◆ **What the exercise asks**:
Give back every line exactly as it appears, pictures excluded.

◆ **Stored rows**:
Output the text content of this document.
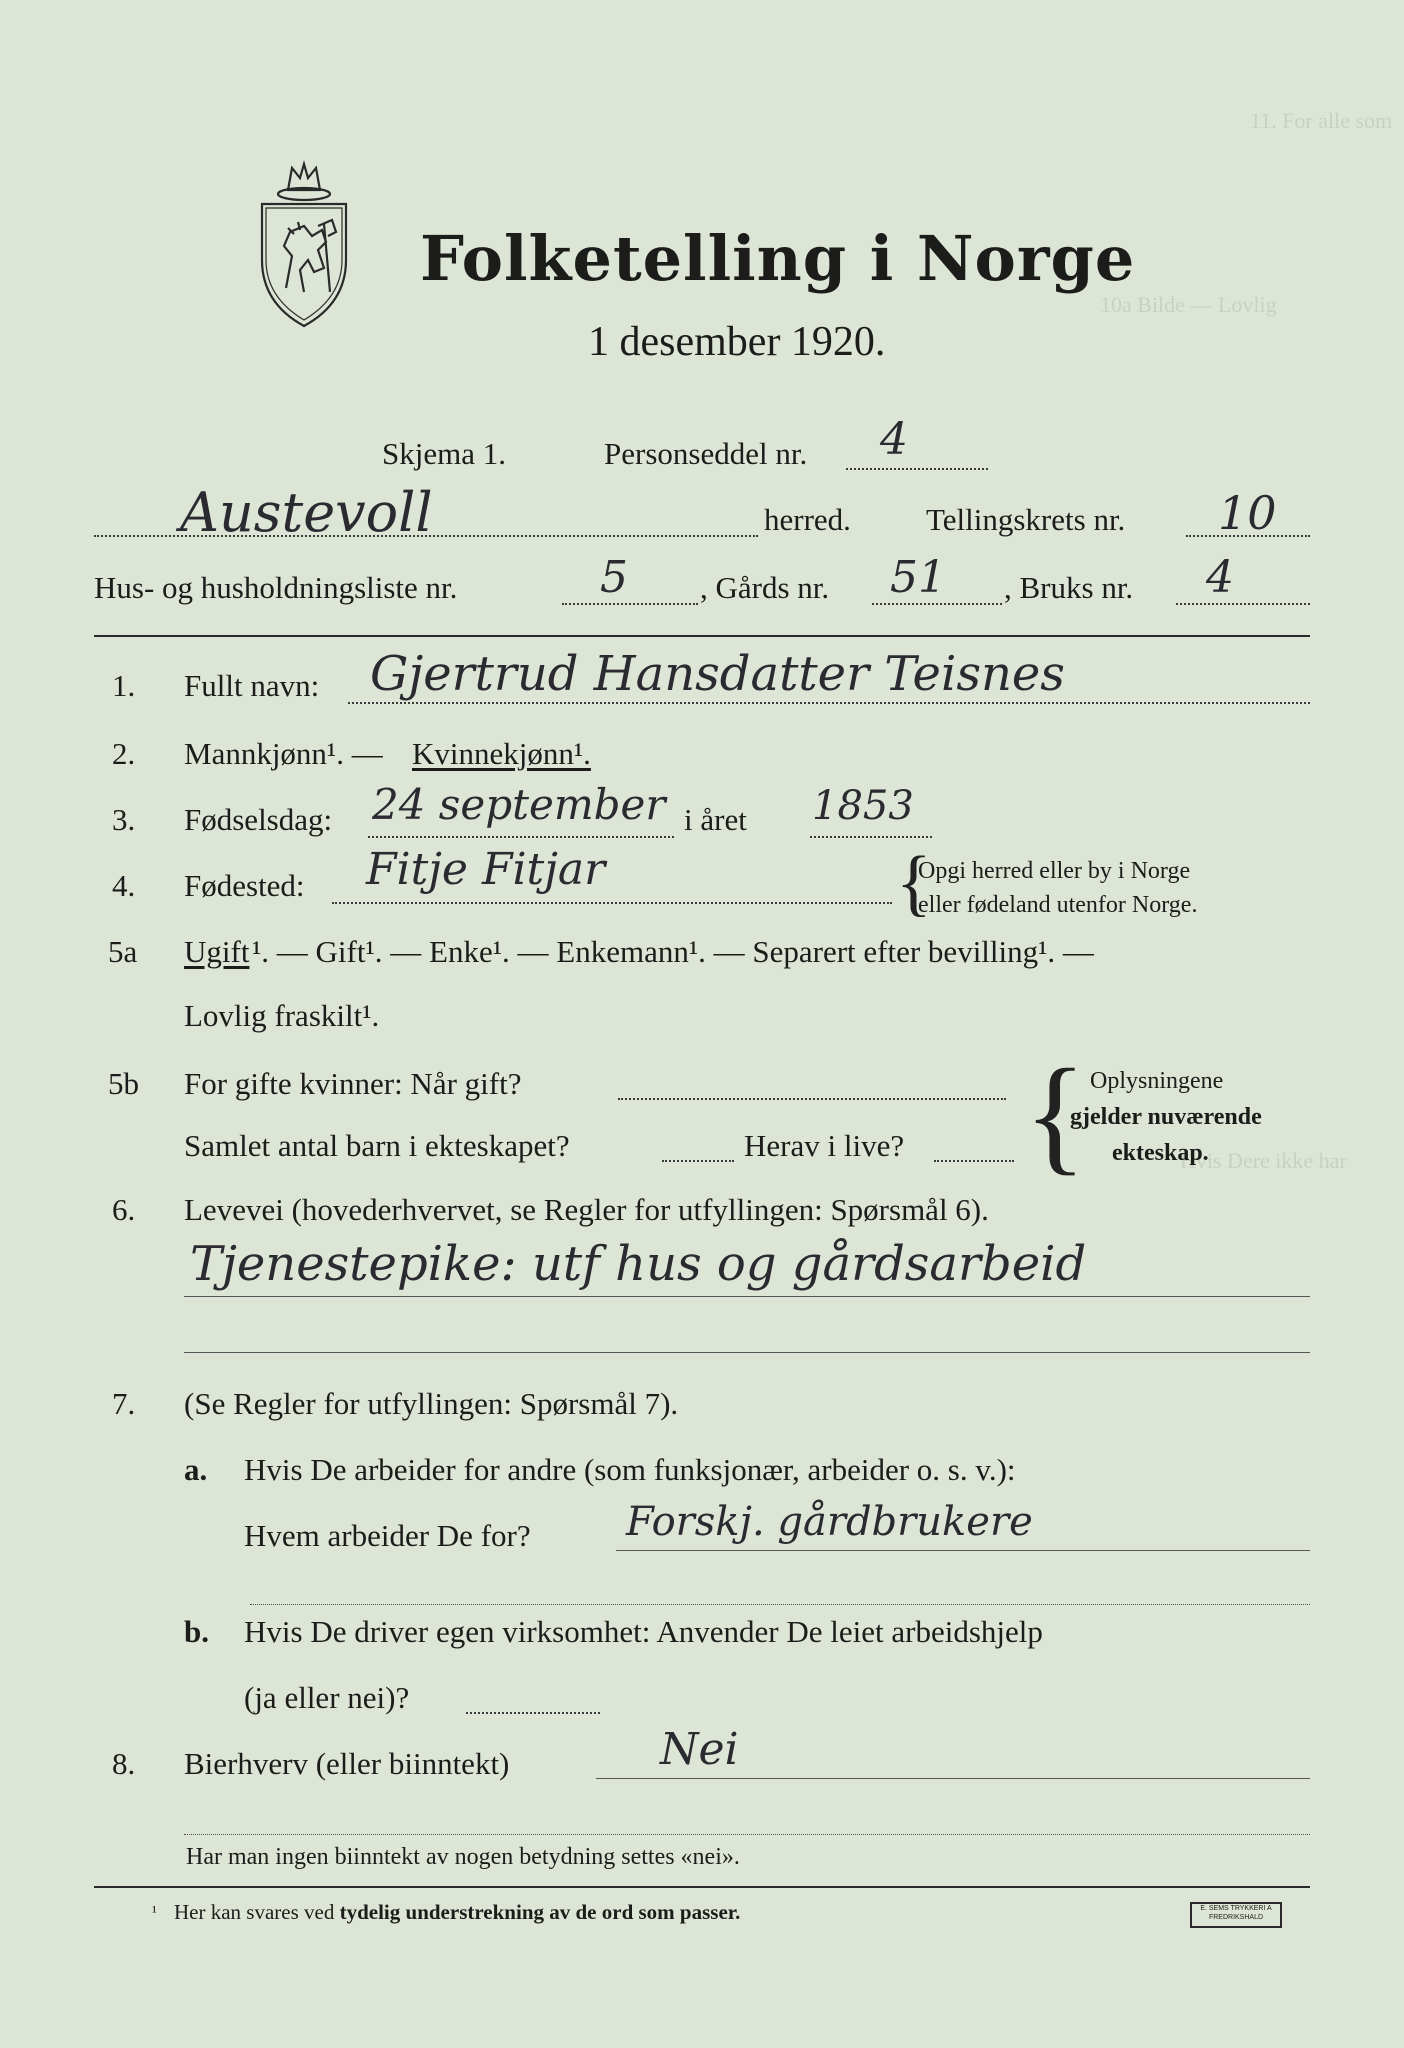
11. For alle som
10a Bilde — Lovlig
Hvis Dere ikke har
Folketelling i Norge
1 desember 1920.
Skjema 1.	Personseddel nr. 4
Austevoll	herred. Tellingskrets nr. 10
Hus- og husholdningsliste nr.	5 , Gårds nr. 51 , Bruks nr. 4
1. Fullt navn: Gjertrud Hansdatter Teisnes
2. Mannkjønn¹. — Kvinnekjønn¹.
3. Fødselsdag: 24 september i året 1853
4. Fødested: Fitje Fitjar	{
Opgi herred eller by i Norge
eller fødeland utenfor Norge.
5a Ugift ¹. — Gift¹. — Enke¹. — Enkemann¹. — Separert efter bevilling¹. —
Lovlig fraskilt¹.
5b For gifte kvinner: Når gift?
Samlet antal barn i ekteskapet?	Herav i live? { Oplysningene
gjelder nuværende
ekteskap.
6. Levevei (hovederhvervet, se Regler for utfyllingen: Spørsmål 6).
Tjenestepike: utf hus og gårdsarbeid
7. (Se Regler for utfyllingen: Spørsmål 7).
a. Hvis De arbeider for andre (som funksjonær, arbeider o. s. v.):
Hvem arbeider De for? Forskj. gårdbrukere
b. Hvis De driver egen virksomhet: Anvender De leiet arbeidshjelp
(ja eller nei)?
8. Bierhverv (eller biinntekt)	Nei
Har man ingen biinntekt av nogen betydning settes «nei».
¹ Her kan svares ved tydelig understrekning av de ord som passer.	E. SEMS TRYKKERI A FREDRIKSHALD
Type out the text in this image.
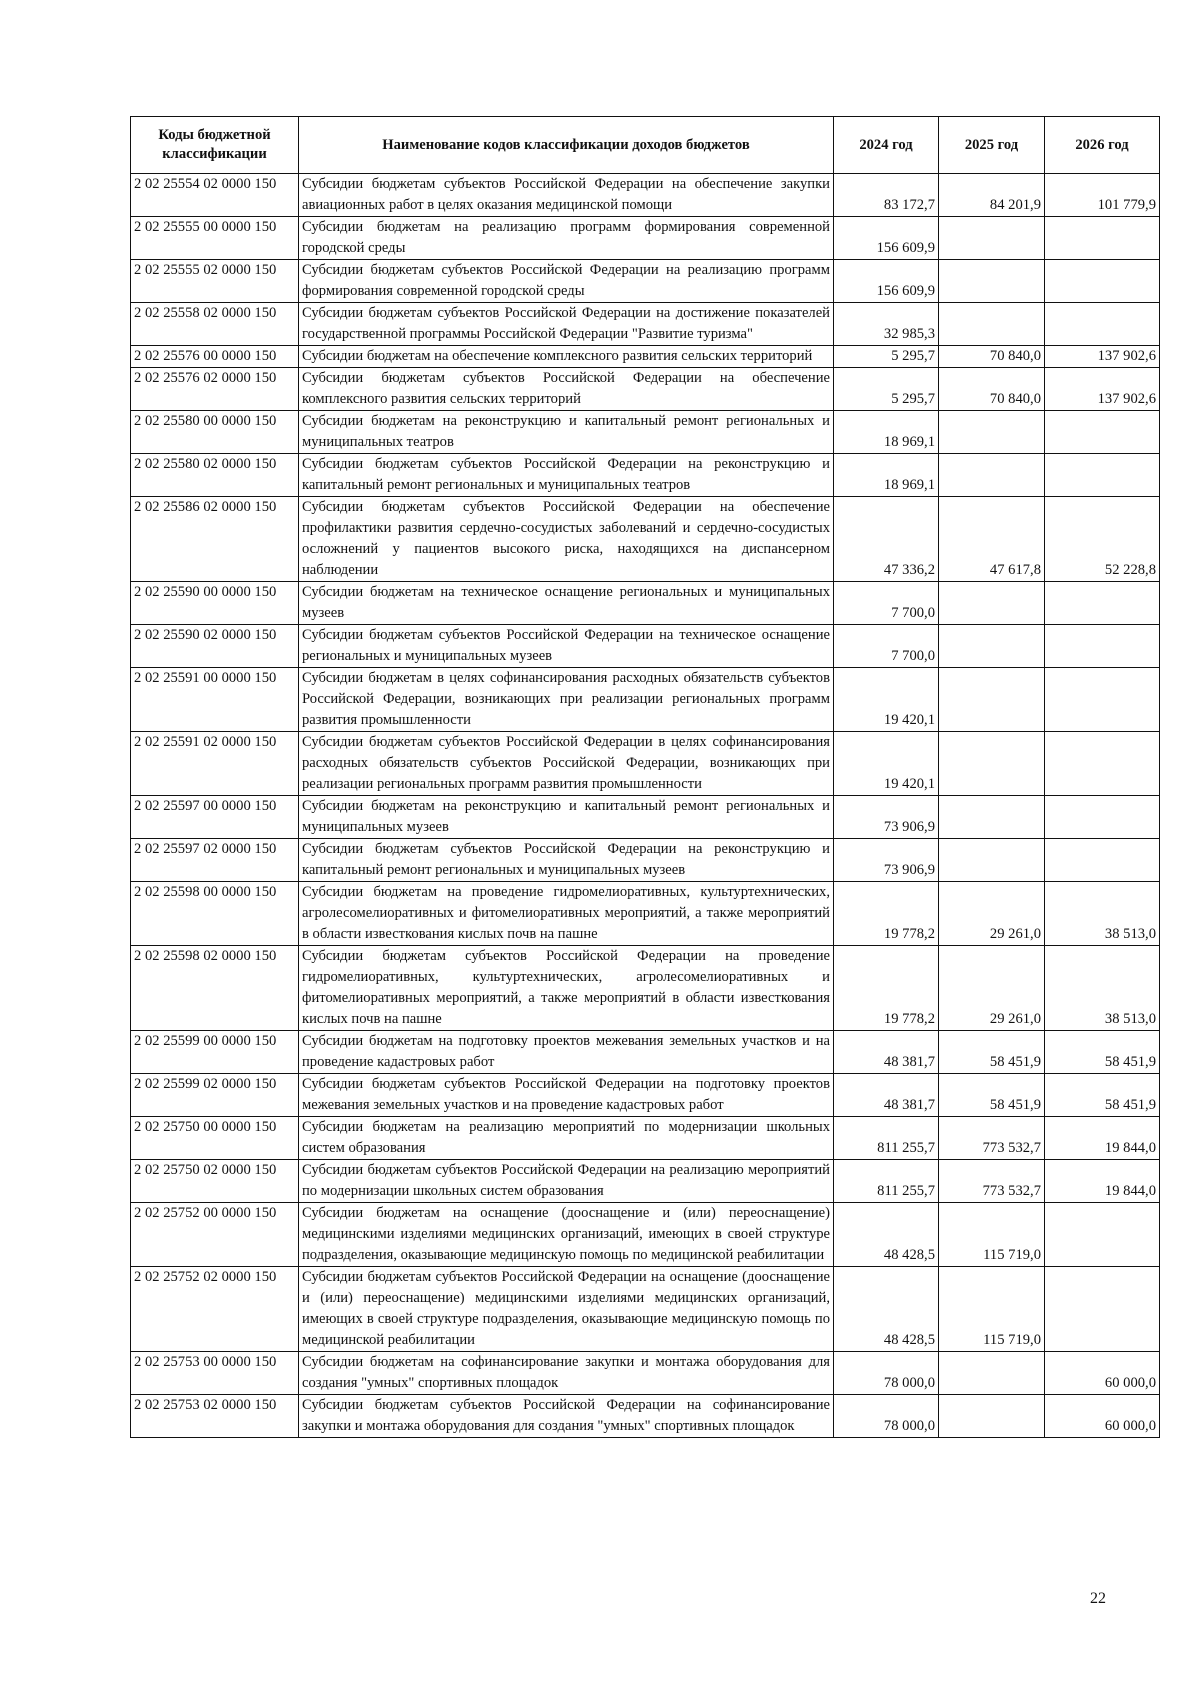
Коды бюджетной классификации	Наименование кодов классификации доходов бюджетов	2024 год	2025 год	2026 год
2 02 25554 02 0000 150	Субсидии бюджетам субъектов Российской Федерации на обеспечение закупки авиационных работ в целях оказания медицинской помощи	83 172,7	84 201,9	101 779,9
2 02 25555 00 0000 150	Субсидии бюджетам на реализацию программ формирования современной городской среды	156 609,9		
2 02 25555 02 0000 150	Субсидии бюджетам субъектов Российской Федерации на реализацию программ формирования современной городской среды	156 609,9		
2 02 25558 02 0000 150	Субсидии бюджетам субъектов Российской Федерации на достижение показателей государственной программы Российской Федерации "Развитие туризма"	32 985,3		
2 02 25576 00 0000 150	Субсидии бюджетам на обеспечение комплексного развития сельских территорий	5 295,7	70 840,0	137 902,6
2 02 25576 02 0000 150	Субсидии бюджетам субъектов Российской Федерации на обеспечение комплексного развития сельских территорий	5 295,7	70 840,0	137 902,6
2 02 25580 00 0000 150	Субсидии бюджетам на реконструкцию и капитальный ремонт региональных и муниципальных театров	18 969,1		
2 02 25580 02 0000 150	Субсидии бюджетам субъектов Российской Федерации на реконструкцию и капитальный ремонт региональных и муниципальных театров	18 969,1		
2 02 25586 02 0000 150	Субсидии бюджетам субъектов Российской Федерации на обеспечение профилактики развития сердечно-сосудистых заболеваний и сердечно-сосудистых осложнений у пациентов высокого риска, находящихся на диспансерном наблюдении	47 336,2	47 617,8	52 228,8
2 02 25590 00 0000 150	Субсидии бюджетам на техническое оснащение региональных и муниципальных музеев	7 700,0		
2 02 25590 02 0000 150	Субсидии бюджетам субъектов Российской Федерации на техническое оснащение региональных и муниципальных музеев	7 700,0		
2 02 25591 00 0000 150	Субсидии бюджетам в целях софинансирования расходных обязательств субъектов Российской Федерации, возникающих при реализации региональных программ развития промышленности	19 420,1		
2 02 25591 02 0000 150	Субсидии бюджетам субъектов Российской Федерации в целях софинансирования расходных обязательств субъектов Российской Федерации, возникающих при реализации региональных программ развития промышленности	19 420,1		
2 02 25597 00 0000 150	Субсидии бюджетам на реконструкцию и капитальный ремонт региональных и муниципальных музеев	73 906,9		
2 02 25597 02 0000 150	Субсидии бюджетам субъектов Российской Федерации на реконструкцию и капитальный ремонт региональных и муниципальных музеев	73 906,9		
2 02 25598 00 0000 150	Субсидии бюджетам на проведение гидромелиоративных, культуртехнических, агролесомелиоративных и фитомелиоративных мероприятий, а также мероприятий в области известкования кислых почв на пашне	19 778,2	29 261,0	38 513,0
2 02 25598 02 0000 150	Субсидии бюджетам субъектов Российской Федерации на проведение гидромелиоративных, культуртехнических, агролесомелиоративных и фитомелиоративных мероприятий, а также мероприятий в области известкования кислых почв на пашне	19 778,2	29 261,0	38 513,0
2 02 25599 00 0000 150	Субсидии бюджетам на подготовку проектов межевания земельных участков и на проведение кадастровых работ	48 381,7	58 451,9	58 451,9
2 02 25599 02 0000 150	Субсидии бюджетам субъектов Российской Федерации на подготовку проектов межевания земельных участков и на проведение кадастровых работ	48 381,7	58 451,9	58 451,9
2 02 25750 00 0000 150	Субсидии бюджетам на реализацию мероприятий по модернизации школьных систем образования	811 255,7	773 532,7	19 844,0
2 02 25750 02 0000 150	Субсидии бюджетам субъектов Российской Федерации на реализацию мероприятий по модернизации школьных систем образования	811 255,7	773 532,7	19 844,0
2 02 25752 00 0000 150	Субсидии бюджетам на оснащение (дооснащение и (или) переоснащение) медицинскими изделиями медицинских организаций, имеющих в своей структуре подразделения, оказывающие медицинскую помощь по медицинской реабилитации	48 428,5	115 719,0	
2 02 25752 02 0000 150	Субсидии бюджетам субъектов Российской Федерации на оснащение (дооснащение и (или) переоснащение) медицинскими изделиями медицинских организаций, имеющих в своей структуре подразделения, оказывающие медицинскую помощь по медицинской реабилитации	48 428,5	115 719,0	
2 02 25753 00 0000 150	Субсидии бюджетам на софинансирование закупки и монтажа оборудования для создания "умных" спортивных площадок	78 000,0		60 000,0
2 02 25753 02 0000 150	Субсидии бюджетам субъектов Российской Федерации на софинансирование закупки и монтажа оборудования для создания "умных" спортивных площадок	78 000,0		60 000,0
22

◆ **Finished task**:
Output the text content of this document.
11. For alle som
10a Bilde — Lovlig
Hvis Dere ikke har
Folketelling i Norge
1 desember 1920.
Skjema 1.	Personseddel nr. 4
Austevoll	herred. Tellingskrets nr. 10
Hus- og husholdningsliste nr.	5 , Gårds nr. 51 , Bruks nr. 4
1. Fullt navn: Gjertrud Hansdatter Teisnes
2. Mannkjønn¹. — Kvinnekjønn¹.
3. Fødselsdag: 24 september i året 1853
4. Fødested: Fitje Fitjar	{
Opgi herred eller by i Norge
eller fødeland utenfor Norge.
5a Ugift ¹. — Gift¹. — Enke¹. — Enkemann¹. — Separert efter bevilling¹. —
Lovlig fraskilt¹.
5b For gifte kvinner: Når gift?
Samlet antal barn i ekteskapet?	Herav i live? { Oplysningene
gjelder nuværende
ekteskap.
6. Levevei (hovederhvervet, se Regler for utfyllingen: Spørsmål 6).
Tjenestepike: utf hus og gårdsarbeid
7. (Se Regler for utfyllingen: Spørsmål 7).
a. Hvis De arbeider for andre (som funksjonær, arbeider o. s. v.):
Hvem arbeider De for? Forskj. gårdbrukere
b. Hvis De driver egen virksomhet: Anvender De leiet arbeidshjelp
(ja eller nei)?
8. Bierhverv (eller biinntekt)	Nei
Har man ingen biinntekt av nogen betydning settes «nei».
¹ Her kan svares ved tydelig understrekning av de ord som passer.	E. SEMS TRYKKERI A FREDRIKSHALD
Type out the text in this image.
Коды бюджетной классификации	Наименование кодов классификации доходов бюджетов	2024 год	2025 год	2026 год
2 02 25554 02 0000 150	Субсидии бюджетам субъектов Российской Федерации на обеспечение закупки авиационных работ в целях оказания медицинской помощи	83 172,7	84 201,9	101 779,9
2 02 25555 00 0000 150	Субсидии бюджетам на реализацию программ формирования современной городской среды	156 609,9		
2 02 25555 02 0000 150	Субсидии бюджетам субъектов Российской Федерации на реализацию программ формирования современной городской среды	156 609,9		
2 02 25558 02 0000 150	Субсидии бюджетам субъектов Российской Федерации на достижение показателей государственной программы Российской Федерации "Развитие туризма"	32 985,3		
2 02 25576 00 0000 150	Субсидии бюджетам на обеспечение комплексного развития сельских территорий	5 295,7	70 840,0	137 902,6
2 02 25576 02 0000 150	Субсидии бюджетам субъектов Российской Федерации на обеспечение комплексного развития сельских территорий	5 295,7	70 840,0	137 902,6
2 02 25580 00 0000 150	Субсидии бюджетам на реконструкцию и капитальный ремонт региональных и муниципальных театров	18 969,1		
2 02 25580 02 0000 150	Субсидии бюджетам субъектов Российской Федерации на реконструкцию и капитальный ремонт региональных и муниципальных театров	18 969,1		
2 02 25586 02 0000 150	Субсидии бюджетам субъектов Российской Федерации на обеспечение профилактики развития сердечно-сосудистых заболеваний и сердечно-сосудистых осложнений у пациентов высокого риска, находящихся на диспансерном наблюдении	47 336,2	47 617,8	52 228,8
2 02 25590 00 0000 150	Субсидии бюджетам на техническое оснащение региональных и муниципальных музеев	7 700,0		
2 02 25590 02 0000 150	Субсидии бюджетам субъектов Российской Федерации на техническое оснащение региональных и муниципальных музеев	7 700,0		
2 02 25591 00 0000 150	Субсидии бюджетам в целях софинансирования расходных обязательств субъектов Российской Федерации, возникающих при реализации региональных программ развития промышленности	19 420,1		
2 02 25591 02 0000 150	Субсидии бюджетам субъектов Российской Федерации в целях софинансирования расходных обязательств субъектов Российской Федерации, возникающих при реализации региональных программ развития промышленности	19 420,1		
2 02 25597 00 0000 150	Субсидии бюджетам на реконструкцию и капитальный ремонт региональных и муниципальных музеев	73 906,9		
2 02 25597 02 0000 150	Субсидии бюджетам субъектов Российской Федерации на реконструкцию и капитальный ремонт региональных и муниципальных музеев	73 906,9		
2 02 25598 00 0000 150	Субсидии бюджетам на проведение гидромелиоративных, культуртехнических, агролесомелиоративных и фитомелиоративных мероприятий, а также мероприятий в области известкования кислых почв на пашне	19 778,2	29 261,0	38 513,0
2 02 25598 02 0000 150	Субсидии бюджетам субъектов Российской Федерации на проведение гидромелиоративных, культуртехнических, агролесомелиоративных и фитомелиоративных мероприятий, а также мероприятий в области известкования кислых почв на пашне	19 778,2	29 261,0	38 513,0
2 02 25599 00 0000 150	Субсидии бюджетам на подготовку проектов межевания земельных участков и на проведение кадастровых работ	48 381,7	58 451,9	58 451,9
2 02 25599 02 0000 150	Субсидии бюджетам субъектов Российской Федерации на подготовку проектов межевания земельных участков и на проведение кадастровых работ	48 381,7	58 451,9	58 451,9
2 02 25750 00 0000 150	Субсидии бюджетам на реализацию мероприятий по модернизации школьных систем образования	811 255,7	773 532,7	19 844,0
2 02 25750 02 0000 150	Субсидии бюджетам субъектов Российской Федерации на реализацию мероприятий по модернизации школьных систем образования	811 255,7	773 532,7	19 844,0
2 02 25752 00 0000 150	Субсидии бюджетам на оснащение (дооснащение и (или) переоснащение) медицинскими изделиями медицинских организаций, имеющих в своей структуре подразделения, оказывающие медицинскую помощь по медицинской реабилитации	48 428,5	115 719,0	
2 02 25752 02 0000 150	Субсидии бюджетам субъектов Российской Федерации на оснащение (дооснащение и (или) переоснащение) медицинскими изделиями медицинских организаций, имеющих в своей структуре подразделения, оказывающие медицинскую помощь по медицинской реабилитации	48 428,5	115 719,0	
2 02 25753 00 0000 150	Субсидии бюджетам на софинансирование закупки и монтажа оборудования для создания "умных" спортивных площадок	78 000,0		60 000,0
2 02 25753 02 0000 150	Субсидии бюджетам субъектов Российской Федерации на софинансирование закупки и монтажа оборудования для создания "умных" спортивных площадок	78 000,0		60 000,0
22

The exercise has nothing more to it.